**PROVIDED MATERIAL**
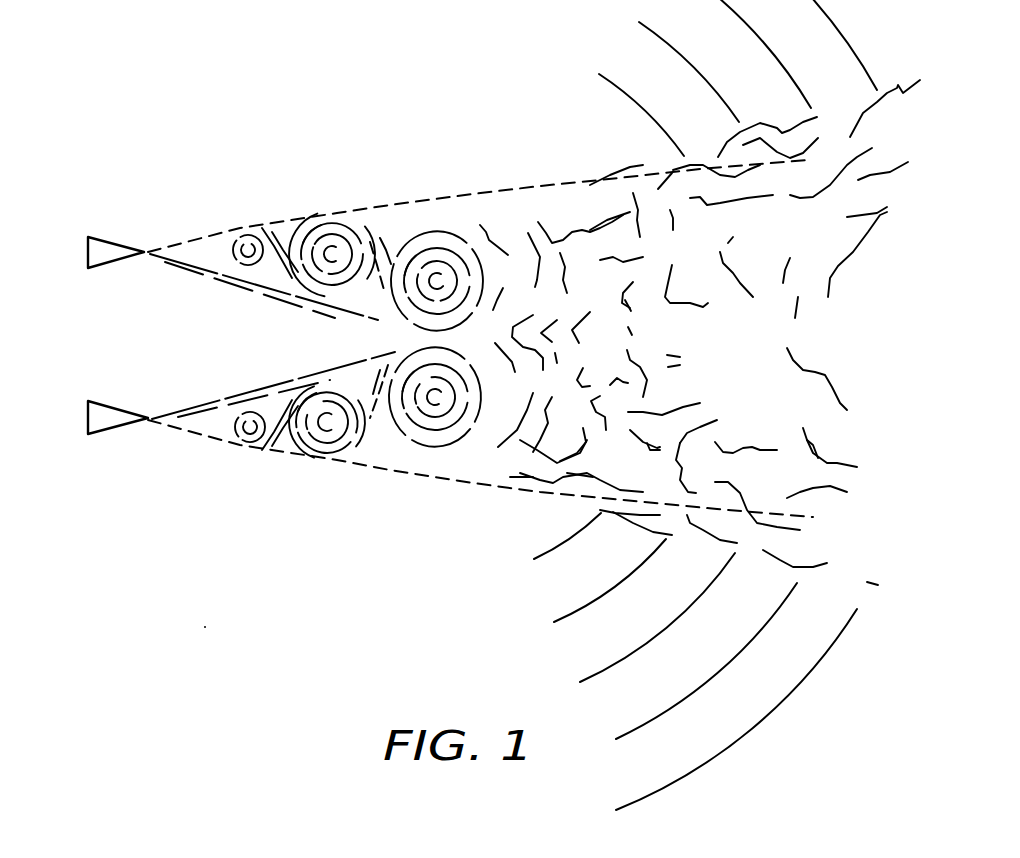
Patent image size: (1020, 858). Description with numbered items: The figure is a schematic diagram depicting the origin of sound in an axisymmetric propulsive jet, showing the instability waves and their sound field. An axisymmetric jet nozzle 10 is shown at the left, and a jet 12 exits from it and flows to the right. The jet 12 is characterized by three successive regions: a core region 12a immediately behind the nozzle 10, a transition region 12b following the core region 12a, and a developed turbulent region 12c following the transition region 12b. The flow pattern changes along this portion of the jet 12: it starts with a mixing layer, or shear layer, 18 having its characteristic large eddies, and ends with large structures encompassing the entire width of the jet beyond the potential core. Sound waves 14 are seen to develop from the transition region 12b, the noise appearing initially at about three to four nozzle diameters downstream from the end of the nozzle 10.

The axisymmetric jet nozzle 10 is at (122, 268).
The jet 12 is at (786, 239).
The core region 12a is at (277, 353).
The transition region 12b is at (398, 353).
The developed turbulent region 12c is at (742, 358).
The sound waves 14 is at (734, 57).
The mixing layer (shear layer) 18 is at (287, 443).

**INSTRUCTIONS TO FOLLOW**
Repeat the lines above word for word, but leave the picture out of your answer.

**SOLUTION**
Patent image size: (1020, 858). Description with numbered items: The figure is a schematic diagram depicting the origin of sound in an axisymmetric propulsive jet, showing the instability waves and their sound field. An axisymmetric jet nozzle 10 is shown at the left, and a jet 12 exits from it and flows to the right. The jet 12 is characterized by three successive regions: a core region 12a immediately behind the nozzle 10, a transition region 12b following the core region 12a, and a developed turbulent region 12c following the transition region 12b. The flow pattern changes along this portion of the jet 12: it starts with a mixing layer, or shear layer, 18 having its characteristic large eddies, and ends with large structures encompassing the entire width of the jet beyond the potential core. Sound waves 14 are seen to develop from the transition region 12b, the noise appearing initially at about three to four nozzle diameters downstream from the end of the nozzle 10.

The axisymmetric jet nozzle 10 is at (122, 268).
The jet 12 is at (786, 239).
The core region 12a is at (277, 353).
The transition region 12b is at (398, 353).
The developed turbulent region 12c is at (742, 358).
The sound waves 14 is at (734, 57).
The mixing layer (shear layer) 18 is at (287, 443).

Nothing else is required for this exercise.